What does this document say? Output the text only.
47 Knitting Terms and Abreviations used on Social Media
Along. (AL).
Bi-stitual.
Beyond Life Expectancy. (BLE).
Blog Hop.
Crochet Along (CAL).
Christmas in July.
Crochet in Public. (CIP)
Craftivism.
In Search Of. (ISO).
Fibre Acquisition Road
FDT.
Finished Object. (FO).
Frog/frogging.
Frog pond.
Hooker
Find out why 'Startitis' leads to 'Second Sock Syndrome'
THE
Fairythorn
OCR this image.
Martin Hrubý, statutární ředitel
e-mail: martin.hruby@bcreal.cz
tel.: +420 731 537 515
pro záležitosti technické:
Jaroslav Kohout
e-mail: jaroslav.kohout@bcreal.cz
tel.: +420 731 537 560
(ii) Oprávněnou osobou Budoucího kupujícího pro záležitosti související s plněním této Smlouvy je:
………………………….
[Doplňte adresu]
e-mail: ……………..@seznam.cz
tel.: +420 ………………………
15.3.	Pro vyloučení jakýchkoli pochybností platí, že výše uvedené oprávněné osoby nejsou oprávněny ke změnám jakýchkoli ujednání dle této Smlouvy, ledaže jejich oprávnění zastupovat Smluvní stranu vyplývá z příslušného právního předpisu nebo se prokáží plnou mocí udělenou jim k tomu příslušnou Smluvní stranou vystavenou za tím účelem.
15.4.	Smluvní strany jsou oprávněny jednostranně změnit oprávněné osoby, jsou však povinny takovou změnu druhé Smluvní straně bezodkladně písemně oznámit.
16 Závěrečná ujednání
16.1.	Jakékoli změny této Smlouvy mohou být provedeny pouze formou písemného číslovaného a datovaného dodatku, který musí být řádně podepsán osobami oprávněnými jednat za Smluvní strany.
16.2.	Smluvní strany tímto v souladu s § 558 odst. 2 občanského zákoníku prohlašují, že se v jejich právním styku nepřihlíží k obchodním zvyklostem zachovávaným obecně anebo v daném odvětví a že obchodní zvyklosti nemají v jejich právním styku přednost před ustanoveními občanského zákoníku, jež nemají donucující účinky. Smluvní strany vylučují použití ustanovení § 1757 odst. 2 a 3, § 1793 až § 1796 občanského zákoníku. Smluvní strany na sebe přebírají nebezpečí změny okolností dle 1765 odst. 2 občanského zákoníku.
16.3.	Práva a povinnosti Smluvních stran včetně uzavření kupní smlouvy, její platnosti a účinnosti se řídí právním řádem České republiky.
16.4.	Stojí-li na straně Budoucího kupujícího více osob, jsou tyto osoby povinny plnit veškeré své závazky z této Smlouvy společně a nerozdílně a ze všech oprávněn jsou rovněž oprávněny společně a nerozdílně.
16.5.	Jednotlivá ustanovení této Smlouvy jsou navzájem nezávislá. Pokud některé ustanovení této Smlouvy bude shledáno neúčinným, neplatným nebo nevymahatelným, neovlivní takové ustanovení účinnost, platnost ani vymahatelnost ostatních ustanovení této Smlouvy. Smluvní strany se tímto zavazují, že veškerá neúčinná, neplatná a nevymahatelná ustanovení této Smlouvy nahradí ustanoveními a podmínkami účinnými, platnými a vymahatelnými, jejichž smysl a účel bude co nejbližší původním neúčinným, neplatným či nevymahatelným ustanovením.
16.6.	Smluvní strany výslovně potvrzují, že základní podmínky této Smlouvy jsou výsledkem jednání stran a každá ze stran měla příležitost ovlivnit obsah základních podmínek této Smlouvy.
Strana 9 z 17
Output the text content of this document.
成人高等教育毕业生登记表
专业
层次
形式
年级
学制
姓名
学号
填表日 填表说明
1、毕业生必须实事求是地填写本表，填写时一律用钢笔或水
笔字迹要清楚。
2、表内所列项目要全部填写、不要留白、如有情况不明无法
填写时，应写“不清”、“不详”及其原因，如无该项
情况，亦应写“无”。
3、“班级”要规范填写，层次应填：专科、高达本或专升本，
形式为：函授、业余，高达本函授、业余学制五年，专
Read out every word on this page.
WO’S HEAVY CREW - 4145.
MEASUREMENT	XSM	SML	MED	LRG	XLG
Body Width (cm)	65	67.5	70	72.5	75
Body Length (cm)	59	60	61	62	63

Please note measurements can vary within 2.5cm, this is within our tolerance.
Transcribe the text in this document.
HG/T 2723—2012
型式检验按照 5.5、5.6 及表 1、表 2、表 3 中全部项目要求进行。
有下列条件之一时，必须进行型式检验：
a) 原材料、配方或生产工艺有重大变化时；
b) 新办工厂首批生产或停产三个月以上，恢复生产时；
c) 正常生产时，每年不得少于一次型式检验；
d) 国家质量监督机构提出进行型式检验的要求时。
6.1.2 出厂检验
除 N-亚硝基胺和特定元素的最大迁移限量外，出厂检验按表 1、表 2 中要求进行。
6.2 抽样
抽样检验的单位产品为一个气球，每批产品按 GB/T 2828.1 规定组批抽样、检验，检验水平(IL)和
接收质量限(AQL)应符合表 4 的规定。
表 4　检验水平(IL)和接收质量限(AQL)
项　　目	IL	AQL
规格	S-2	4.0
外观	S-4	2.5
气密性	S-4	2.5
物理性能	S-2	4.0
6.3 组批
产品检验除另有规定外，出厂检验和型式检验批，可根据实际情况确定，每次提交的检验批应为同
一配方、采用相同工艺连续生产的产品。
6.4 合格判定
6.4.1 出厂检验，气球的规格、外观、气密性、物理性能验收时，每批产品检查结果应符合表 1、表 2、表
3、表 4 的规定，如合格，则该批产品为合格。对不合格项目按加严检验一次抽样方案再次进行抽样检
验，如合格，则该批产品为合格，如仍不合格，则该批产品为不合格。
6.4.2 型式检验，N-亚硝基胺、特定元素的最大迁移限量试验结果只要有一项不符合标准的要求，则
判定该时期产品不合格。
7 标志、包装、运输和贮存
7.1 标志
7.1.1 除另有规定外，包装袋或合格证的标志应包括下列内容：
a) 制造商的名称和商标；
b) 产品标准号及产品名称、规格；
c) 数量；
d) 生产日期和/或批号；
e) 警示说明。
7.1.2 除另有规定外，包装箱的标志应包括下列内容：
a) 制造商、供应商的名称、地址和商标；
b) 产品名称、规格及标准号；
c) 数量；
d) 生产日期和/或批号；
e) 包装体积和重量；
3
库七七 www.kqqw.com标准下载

What the exercise asks: From the listing above, return each line with the word "oprávněné".

Task result:
15.3.	Pro vyloučení jakýchkoli pochybností platí, že výše uvedené oprávněné osoby nejsou oprávněny ke změnám jakýchkoli ujednání dle této Smlouvy, ledaže jejich oprávnění zastupovat Smluvní stranu vyplývá z příslušného právního předpisu nebo se prokáží plnou mocí udělenou jim k tomu příslušnou Smluvní stranou vystavenou za tím účelem.
15.4.	Smluvní strany jsou oprávněny jednostranně změnit oprávněné osoby, jsou však povinny takovou změnu druhé Smluvní straně bezodkladně písemně oznámit.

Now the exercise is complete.